- [DATA EXCERPTS]:
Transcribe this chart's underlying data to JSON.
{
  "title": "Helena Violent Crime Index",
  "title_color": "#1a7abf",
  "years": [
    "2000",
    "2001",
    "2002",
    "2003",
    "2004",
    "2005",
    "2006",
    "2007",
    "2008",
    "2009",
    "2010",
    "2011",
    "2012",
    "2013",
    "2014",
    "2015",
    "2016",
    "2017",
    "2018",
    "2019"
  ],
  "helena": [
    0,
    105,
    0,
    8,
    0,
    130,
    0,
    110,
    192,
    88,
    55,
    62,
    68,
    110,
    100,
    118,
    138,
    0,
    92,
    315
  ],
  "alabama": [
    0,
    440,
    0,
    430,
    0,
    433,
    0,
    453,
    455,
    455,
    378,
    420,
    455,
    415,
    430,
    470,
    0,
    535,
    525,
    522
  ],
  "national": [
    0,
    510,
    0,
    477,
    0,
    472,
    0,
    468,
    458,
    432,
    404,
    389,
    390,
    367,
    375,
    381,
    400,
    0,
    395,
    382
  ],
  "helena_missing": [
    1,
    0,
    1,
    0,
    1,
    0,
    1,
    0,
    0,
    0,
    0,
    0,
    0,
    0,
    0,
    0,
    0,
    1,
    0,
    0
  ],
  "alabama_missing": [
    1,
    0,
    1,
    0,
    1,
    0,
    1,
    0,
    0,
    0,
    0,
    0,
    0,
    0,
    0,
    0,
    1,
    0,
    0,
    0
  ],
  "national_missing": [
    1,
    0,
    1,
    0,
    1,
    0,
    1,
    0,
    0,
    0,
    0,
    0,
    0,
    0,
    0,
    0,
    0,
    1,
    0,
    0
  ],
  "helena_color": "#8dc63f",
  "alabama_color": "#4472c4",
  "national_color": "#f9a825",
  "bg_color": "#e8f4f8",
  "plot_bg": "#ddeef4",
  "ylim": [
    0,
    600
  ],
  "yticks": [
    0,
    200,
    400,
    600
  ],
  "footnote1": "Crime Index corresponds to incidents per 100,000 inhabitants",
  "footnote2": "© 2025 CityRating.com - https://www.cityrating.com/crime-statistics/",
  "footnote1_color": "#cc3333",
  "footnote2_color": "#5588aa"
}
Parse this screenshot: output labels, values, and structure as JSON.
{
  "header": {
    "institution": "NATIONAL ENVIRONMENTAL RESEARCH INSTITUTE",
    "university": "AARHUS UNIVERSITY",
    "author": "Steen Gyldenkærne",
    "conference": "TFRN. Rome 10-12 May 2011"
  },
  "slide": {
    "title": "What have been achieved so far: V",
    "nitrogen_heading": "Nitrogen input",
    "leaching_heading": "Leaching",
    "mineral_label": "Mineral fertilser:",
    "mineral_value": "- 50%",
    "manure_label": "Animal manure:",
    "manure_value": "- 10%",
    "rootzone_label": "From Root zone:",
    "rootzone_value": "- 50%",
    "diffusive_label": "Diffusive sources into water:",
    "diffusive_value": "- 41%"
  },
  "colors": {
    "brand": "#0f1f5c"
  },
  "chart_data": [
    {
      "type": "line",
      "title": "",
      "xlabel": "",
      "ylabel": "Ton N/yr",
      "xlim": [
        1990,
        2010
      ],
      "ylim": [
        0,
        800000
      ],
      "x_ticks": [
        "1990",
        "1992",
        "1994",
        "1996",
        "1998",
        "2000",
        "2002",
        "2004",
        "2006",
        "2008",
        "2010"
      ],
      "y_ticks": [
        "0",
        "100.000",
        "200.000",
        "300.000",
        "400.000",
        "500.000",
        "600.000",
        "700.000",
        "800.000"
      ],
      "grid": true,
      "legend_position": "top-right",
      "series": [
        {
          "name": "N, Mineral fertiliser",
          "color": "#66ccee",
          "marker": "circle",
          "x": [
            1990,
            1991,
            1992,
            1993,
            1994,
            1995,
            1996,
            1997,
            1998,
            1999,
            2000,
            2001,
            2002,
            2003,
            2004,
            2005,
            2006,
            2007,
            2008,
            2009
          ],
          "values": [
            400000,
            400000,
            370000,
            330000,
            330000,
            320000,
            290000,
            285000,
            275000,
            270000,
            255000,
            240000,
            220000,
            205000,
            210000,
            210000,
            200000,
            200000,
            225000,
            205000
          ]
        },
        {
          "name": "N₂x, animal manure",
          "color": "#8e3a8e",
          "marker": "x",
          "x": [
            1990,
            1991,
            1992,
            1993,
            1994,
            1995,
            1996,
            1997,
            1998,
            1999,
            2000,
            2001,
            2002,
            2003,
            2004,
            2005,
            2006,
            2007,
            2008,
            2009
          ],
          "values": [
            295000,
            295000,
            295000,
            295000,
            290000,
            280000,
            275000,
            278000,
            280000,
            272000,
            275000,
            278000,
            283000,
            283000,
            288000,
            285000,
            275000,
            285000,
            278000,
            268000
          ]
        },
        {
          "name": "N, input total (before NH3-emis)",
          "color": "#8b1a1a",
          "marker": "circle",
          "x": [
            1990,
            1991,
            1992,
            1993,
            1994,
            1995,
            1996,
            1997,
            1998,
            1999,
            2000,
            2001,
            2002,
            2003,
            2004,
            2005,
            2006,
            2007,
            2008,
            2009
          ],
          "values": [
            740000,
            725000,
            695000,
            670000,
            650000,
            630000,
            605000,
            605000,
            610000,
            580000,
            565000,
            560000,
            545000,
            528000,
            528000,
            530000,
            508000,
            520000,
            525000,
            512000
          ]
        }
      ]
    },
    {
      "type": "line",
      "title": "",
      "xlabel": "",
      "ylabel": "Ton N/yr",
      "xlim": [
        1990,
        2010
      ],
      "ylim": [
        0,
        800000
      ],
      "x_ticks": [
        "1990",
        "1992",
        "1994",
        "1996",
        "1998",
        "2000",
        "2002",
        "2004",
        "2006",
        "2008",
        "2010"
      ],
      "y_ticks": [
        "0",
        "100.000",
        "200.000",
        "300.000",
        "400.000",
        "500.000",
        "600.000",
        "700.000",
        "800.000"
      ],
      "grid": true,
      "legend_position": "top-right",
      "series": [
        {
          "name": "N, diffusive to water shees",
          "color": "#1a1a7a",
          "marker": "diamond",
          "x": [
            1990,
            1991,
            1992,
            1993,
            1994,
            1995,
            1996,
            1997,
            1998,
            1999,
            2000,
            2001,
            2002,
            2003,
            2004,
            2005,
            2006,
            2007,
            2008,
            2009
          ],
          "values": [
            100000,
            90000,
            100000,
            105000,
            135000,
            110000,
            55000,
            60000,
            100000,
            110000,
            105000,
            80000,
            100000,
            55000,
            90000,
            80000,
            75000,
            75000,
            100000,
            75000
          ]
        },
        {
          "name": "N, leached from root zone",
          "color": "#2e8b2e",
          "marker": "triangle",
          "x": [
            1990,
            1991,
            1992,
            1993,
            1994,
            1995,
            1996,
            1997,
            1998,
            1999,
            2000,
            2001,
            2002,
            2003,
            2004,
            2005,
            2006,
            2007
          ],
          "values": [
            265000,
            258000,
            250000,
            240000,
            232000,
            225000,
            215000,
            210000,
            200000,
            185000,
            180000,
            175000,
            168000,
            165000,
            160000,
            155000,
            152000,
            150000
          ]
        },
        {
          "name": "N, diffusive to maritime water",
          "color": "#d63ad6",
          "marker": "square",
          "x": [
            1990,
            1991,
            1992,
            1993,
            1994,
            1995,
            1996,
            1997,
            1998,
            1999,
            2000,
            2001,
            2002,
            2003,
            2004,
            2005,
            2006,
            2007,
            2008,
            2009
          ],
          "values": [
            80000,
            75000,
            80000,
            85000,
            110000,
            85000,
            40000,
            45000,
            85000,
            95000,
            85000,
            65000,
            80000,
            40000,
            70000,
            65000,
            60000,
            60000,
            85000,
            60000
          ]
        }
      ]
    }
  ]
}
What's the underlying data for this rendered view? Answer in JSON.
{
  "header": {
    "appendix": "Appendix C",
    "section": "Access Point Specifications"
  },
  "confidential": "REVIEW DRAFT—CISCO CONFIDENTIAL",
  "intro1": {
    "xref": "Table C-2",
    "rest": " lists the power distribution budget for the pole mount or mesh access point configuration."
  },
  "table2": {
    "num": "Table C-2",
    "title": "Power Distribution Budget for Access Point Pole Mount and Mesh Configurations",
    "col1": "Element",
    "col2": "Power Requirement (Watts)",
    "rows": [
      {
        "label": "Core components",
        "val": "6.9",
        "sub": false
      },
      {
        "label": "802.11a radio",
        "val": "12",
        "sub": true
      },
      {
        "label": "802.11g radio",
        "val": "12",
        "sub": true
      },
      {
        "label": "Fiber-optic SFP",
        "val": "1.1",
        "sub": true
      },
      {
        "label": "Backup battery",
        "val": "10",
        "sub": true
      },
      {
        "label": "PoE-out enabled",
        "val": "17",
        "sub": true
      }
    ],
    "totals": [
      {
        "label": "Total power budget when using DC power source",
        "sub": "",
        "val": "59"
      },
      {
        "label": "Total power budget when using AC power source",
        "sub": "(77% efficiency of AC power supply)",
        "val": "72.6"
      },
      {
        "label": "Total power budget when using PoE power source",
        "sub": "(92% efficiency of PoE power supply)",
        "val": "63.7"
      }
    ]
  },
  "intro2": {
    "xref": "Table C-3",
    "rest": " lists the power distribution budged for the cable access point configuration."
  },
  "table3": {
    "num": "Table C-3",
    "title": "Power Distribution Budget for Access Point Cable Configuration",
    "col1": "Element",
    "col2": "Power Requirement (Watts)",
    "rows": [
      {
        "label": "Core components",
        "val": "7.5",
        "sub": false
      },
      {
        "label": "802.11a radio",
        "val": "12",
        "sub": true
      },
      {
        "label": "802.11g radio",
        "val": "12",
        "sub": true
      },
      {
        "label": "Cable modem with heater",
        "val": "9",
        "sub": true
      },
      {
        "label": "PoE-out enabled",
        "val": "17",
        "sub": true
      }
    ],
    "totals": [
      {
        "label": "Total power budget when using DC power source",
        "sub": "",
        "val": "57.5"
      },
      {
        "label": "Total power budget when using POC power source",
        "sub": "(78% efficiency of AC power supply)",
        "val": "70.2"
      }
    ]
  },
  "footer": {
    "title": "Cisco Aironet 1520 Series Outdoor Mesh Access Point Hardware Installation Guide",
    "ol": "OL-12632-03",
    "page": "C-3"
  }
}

- [WHAT IS ASKED]:
Search the data above for the string "lists" and return every line that has it.

- [FINAL RESULT]:
    "rest": " lists the power distribution budget for the pole mount or mesh access point configuration."
    "rest": " lists the power distribution budged for the cable access point configuration."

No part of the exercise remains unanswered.